### [TASK TO COMPLETE]
Present the material below as a numbered list, starting at the beginning and ending at the line that contains "x-tick-label: 2370 [148, 1006, 252, 1063]", and leave out any blank lines.

Material excerpted from a collection
========

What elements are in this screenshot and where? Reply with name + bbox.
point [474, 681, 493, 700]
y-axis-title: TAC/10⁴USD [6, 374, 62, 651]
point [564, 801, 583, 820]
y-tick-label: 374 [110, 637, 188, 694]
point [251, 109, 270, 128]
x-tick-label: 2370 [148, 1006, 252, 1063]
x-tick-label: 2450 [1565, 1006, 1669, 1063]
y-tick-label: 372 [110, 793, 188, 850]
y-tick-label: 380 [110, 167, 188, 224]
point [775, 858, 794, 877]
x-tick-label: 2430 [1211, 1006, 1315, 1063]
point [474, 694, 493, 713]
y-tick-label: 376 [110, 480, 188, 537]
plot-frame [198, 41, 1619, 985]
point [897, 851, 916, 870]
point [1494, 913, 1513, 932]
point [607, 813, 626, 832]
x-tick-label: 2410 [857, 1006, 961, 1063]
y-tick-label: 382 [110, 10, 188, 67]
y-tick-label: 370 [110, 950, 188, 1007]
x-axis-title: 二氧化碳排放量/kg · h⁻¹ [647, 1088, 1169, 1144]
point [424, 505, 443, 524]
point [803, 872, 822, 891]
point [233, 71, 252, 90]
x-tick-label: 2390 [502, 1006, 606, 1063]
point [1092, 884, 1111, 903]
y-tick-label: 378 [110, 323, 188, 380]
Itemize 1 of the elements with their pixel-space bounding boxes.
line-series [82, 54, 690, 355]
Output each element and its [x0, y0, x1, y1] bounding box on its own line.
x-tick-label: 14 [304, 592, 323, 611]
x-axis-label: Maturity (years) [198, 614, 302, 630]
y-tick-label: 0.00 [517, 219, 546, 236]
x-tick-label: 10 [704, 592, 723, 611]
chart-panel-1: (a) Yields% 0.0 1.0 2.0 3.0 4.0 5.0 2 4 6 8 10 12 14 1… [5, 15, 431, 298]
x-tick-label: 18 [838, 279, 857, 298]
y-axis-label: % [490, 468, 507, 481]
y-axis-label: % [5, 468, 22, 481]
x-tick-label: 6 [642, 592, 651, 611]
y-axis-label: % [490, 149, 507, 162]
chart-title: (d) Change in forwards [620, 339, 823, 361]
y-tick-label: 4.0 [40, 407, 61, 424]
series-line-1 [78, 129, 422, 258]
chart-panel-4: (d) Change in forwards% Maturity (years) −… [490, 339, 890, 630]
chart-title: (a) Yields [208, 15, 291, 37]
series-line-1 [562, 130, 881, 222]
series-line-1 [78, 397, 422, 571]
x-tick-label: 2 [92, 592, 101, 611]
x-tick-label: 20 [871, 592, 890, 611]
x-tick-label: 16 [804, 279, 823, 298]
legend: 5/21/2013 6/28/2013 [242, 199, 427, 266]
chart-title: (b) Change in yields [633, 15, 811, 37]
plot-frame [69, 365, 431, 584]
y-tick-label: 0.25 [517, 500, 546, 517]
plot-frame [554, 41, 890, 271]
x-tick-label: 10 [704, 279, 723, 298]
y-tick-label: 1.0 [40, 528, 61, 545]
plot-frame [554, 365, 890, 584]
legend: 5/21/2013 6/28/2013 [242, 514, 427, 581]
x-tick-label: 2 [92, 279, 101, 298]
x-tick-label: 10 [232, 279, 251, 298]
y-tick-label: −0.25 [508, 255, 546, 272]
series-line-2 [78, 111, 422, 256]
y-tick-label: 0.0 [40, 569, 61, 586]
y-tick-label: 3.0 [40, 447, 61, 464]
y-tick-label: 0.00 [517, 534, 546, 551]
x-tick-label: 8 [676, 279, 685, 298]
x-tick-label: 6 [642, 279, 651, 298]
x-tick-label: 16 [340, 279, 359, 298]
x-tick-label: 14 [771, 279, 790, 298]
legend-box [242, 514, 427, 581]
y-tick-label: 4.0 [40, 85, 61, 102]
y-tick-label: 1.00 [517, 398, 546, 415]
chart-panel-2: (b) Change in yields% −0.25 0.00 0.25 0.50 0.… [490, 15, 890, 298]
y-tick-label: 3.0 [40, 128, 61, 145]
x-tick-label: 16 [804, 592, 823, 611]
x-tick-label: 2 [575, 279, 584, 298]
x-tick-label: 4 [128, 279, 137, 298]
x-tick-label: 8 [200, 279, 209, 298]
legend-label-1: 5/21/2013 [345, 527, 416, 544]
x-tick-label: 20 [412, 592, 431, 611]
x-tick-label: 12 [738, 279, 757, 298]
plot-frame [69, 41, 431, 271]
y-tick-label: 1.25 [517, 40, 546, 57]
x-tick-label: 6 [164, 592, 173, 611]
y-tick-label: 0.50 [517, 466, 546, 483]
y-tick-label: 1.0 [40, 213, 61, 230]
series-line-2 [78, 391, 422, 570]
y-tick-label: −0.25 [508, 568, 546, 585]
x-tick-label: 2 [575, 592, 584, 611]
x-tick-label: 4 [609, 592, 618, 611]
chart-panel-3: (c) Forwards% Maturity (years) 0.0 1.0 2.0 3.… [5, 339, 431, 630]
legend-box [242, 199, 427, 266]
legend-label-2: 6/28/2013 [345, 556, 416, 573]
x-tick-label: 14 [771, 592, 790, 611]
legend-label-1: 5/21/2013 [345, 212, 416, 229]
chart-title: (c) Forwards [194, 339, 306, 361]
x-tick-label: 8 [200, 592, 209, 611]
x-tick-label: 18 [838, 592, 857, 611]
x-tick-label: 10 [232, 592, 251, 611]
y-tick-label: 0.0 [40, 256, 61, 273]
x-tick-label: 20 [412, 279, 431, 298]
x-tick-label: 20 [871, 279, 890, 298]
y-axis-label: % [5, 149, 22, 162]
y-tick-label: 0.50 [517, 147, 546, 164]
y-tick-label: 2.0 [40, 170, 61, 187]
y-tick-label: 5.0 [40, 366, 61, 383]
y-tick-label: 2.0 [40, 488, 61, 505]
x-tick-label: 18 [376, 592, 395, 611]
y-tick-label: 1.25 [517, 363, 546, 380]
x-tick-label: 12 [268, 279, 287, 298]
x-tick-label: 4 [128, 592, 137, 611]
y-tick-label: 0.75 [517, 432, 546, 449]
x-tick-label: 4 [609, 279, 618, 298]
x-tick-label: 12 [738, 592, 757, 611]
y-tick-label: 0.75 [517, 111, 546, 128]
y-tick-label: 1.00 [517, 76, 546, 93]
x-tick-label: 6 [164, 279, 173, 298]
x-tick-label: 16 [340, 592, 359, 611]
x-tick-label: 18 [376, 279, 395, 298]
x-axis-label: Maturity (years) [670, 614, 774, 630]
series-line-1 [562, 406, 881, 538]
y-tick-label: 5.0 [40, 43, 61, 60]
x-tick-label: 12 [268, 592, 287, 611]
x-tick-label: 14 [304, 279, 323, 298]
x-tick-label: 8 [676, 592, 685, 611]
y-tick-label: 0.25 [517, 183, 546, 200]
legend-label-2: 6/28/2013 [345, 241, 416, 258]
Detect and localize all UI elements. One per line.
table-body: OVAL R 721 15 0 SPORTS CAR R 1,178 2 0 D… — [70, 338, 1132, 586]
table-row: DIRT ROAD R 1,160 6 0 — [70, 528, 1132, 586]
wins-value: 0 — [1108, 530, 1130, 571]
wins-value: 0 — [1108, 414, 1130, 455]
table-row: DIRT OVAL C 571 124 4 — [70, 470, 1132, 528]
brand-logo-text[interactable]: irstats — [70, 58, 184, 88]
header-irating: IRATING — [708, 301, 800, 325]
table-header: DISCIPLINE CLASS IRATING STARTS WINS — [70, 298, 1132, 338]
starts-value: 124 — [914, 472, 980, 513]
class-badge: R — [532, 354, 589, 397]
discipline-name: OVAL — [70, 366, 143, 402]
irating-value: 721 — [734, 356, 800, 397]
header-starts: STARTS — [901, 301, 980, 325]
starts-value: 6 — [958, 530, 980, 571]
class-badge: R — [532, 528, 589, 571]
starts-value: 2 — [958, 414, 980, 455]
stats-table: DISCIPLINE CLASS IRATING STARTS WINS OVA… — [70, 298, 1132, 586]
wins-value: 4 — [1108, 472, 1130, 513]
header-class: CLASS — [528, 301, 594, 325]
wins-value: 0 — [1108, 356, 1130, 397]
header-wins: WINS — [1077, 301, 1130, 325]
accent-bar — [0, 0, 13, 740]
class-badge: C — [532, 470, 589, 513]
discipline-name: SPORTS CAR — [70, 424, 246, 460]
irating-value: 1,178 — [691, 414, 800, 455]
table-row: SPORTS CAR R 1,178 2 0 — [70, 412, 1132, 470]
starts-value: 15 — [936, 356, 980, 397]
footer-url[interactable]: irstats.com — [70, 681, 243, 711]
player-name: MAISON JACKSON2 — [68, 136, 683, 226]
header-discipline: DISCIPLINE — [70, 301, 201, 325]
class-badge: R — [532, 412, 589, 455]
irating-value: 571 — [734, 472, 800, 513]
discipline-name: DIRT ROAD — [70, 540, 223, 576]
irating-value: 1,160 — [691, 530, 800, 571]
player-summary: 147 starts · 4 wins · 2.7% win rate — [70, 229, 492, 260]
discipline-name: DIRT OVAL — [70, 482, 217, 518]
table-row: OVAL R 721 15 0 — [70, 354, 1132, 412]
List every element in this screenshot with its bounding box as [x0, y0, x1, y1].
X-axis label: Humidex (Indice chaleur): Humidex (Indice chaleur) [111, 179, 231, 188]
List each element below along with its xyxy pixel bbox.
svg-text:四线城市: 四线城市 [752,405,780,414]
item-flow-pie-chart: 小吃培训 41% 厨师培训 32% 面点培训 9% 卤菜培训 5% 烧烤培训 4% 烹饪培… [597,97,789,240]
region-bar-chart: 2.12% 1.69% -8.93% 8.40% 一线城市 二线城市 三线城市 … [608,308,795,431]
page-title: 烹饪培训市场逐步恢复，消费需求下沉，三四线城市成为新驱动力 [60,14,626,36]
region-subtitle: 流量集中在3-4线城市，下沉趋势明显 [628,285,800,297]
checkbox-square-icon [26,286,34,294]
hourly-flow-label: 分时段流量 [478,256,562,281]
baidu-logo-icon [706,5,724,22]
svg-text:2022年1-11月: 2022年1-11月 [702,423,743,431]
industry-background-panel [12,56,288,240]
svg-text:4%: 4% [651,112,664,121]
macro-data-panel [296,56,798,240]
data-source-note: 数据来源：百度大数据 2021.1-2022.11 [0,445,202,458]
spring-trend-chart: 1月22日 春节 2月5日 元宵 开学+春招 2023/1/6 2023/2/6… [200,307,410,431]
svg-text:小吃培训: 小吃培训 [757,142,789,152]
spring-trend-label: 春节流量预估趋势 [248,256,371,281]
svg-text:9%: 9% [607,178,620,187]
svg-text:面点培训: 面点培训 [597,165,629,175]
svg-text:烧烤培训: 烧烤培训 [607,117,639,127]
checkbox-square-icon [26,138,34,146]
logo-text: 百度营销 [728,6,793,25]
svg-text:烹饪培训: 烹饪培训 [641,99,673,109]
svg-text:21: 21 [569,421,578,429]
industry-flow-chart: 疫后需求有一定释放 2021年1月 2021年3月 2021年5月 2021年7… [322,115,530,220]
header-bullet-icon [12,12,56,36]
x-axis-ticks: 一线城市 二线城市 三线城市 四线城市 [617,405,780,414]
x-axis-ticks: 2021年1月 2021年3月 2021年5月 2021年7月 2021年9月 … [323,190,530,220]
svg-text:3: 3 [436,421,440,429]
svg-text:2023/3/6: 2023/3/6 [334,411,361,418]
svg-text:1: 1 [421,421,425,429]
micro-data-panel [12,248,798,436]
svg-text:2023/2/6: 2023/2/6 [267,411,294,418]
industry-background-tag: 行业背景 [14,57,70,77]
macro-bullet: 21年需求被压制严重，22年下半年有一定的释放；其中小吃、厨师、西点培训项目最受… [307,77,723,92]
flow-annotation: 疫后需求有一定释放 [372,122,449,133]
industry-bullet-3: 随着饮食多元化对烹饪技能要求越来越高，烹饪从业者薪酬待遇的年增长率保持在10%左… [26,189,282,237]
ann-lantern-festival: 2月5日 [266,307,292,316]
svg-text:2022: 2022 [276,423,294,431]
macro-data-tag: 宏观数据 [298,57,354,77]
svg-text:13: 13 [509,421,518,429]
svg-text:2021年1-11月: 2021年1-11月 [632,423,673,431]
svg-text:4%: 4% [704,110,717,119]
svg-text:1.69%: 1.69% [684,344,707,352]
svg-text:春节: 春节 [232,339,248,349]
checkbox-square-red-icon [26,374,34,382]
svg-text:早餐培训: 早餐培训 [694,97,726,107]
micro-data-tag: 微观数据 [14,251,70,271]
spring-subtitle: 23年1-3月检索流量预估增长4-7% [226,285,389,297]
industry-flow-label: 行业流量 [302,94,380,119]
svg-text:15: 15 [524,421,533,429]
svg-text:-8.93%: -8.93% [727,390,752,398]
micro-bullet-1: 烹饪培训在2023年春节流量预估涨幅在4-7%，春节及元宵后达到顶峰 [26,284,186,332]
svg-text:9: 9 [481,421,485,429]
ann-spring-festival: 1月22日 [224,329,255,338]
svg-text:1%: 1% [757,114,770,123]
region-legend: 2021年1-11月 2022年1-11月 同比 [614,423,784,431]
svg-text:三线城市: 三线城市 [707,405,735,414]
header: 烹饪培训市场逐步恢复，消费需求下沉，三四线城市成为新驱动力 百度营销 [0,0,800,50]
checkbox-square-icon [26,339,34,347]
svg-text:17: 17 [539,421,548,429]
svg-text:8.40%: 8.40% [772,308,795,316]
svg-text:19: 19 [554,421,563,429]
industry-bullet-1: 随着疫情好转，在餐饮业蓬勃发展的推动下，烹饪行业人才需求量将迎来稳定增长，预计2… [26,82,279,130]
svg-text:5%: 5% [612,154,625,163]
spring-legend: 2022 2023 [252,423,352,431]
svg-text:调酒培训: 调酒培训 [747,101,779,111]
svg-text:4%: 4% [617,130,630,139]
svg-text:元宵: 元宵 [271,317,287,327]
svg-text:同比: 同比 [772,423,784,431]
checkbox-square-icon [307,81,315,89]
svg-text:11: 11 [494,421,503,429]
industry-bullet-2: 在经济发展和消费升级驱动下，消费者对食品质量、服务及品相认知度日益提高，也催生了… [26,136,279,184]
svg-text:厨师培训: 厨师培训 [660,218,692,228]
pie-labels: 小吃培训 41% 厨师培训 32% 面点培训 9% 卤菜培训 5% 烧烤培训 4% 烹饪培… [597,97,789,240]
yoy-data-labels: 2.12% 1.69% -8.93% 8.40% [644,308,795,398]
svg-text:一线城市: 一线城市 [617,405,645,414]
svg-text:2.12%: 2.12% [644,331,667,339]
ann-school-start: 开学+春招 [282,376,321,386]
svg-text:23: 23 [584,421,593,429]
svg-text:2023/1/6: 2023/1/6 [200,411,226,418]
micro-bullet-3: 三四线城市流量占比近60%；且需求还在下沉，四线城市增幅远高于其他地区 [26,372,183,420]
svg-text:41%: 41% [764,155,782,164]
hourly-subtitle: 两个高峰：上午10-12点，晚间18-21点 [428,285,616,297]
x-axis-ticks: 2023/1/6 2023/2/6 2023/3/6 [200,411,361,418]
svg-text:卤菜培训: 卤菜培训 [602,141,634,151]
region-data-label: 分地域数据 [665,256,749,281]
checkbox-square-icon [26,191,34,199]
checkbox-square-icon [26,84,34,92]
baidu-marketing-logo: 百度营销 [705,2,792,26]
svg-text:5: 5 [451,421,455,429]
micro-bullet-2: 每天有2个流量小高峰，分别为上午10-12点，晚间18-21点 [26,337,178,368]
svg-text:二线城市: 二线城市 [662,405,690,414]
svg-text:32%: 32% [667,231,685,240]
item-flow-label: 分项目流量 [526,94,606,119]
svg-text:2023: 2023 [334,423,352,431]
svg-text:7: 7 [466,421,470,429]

========

### [TASK SOLUTION]
1. What elements are in this screenshot and where? Reply with name + bbox.
2. point [474, 681, 493, 700]
3. y-axis-title: TAC/10⁴USD [6, 374, 62, 651]
4. point [564, 801, 583, 820]
5. y-tick-label: 374 [110, 637, 188, 694]
6. point [251, 109, 270, 128]
7. x-tick-label: 2370 [148, 1006, 252, 1063]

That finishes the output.